Problem requirements -
All entries below are to be set down again, identical to the source.

— start of Data provided —

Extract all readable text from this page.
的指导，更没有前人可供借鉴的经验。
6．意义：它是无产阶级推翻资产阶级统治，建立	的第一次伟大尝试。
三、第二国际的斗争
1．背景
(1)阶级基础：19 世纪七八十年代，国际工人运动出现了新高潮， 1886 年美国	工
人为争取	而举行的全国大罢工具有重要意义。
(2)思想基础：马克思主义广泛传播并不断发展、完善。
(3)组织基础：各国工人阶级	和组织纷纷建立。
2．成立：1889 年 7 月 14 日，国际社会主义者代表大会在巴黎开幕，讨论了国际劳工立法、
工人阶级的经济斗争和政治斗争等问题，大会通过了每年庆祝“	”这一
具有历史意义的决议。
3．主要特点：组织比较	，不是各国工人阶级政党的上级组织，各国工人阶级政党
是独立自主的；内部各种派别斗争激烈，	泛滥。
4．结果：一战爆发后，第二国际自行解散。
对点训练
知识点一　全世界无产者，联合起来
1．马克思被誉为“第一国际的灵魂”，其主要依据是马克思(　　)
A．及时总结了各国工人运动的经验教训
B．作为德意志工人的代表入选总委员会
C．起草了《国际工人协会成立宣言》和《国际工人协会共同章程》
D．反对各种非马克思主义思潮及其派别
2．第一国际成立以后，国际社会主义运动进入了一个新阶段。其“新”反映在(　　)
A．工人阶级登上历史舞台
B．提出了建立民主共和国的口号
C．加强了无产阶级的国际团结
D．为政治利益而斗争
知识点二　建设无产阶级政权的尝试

— end of Data provided —

Answer in full -
Extract all readable text from this page.
的指导，更没有前人可供借鉴的经验。
6．意义：它是无产阶级推翻资产阶级统治，建立	的第一次伟大尝试。
三、第二国际的斗争
1．背景
(1)阶级基础：19 世纪七八十年代，国际工人运动出现了新高潮， 1886 年美国	工
人为争取	而举行的全国大罢工具有重要意义。
(2)思想基础：马克思主义广泛传播并不断发展、完善。
(3)组织基础：各国工人阶级	和组织纷纷建立。
2．成立：1889 年 7 月 14 日，国际社会主义者代表大会在巴黎开幕，讨论了国际劳工立法、
工人阶级的经济斗争和政治斗争等问题，大会通过了每年庆祝“	”这一
具有历史意义的决议。
3．主要特点：组织比较	，不是各国工人阶级政党的上级组织，各国工人阶级政党
是独立自主的；内部各种派别斗争激烈，	泛滥。
4．结果：一战爆发后，第二国际自行解散。
对点训练
知识点一　全世界无产者，联合起来
1．马克思被誉为“第一国际的灵魂”，其主要依据是马克思(　　)
A．及时总结了各国工人运动的经验教训
B．作为德意志工人的代表入选总委员会
C．起草了《国际工人协会成立宣言》和《国际工人协会共同章程》
D．反对各种非马克思主义思潮及其派别
2．第一国际成立以后，国际社会主义运动进入了一个新阶段。其“新”反映在(　　)
A．工人阶级登上历史舞台
B．提出了建立民主共和国的口号
C．加强了无产阶级的国际团结
D．为政治利益而斗争
知识点二　建设无产阶级政权的尝试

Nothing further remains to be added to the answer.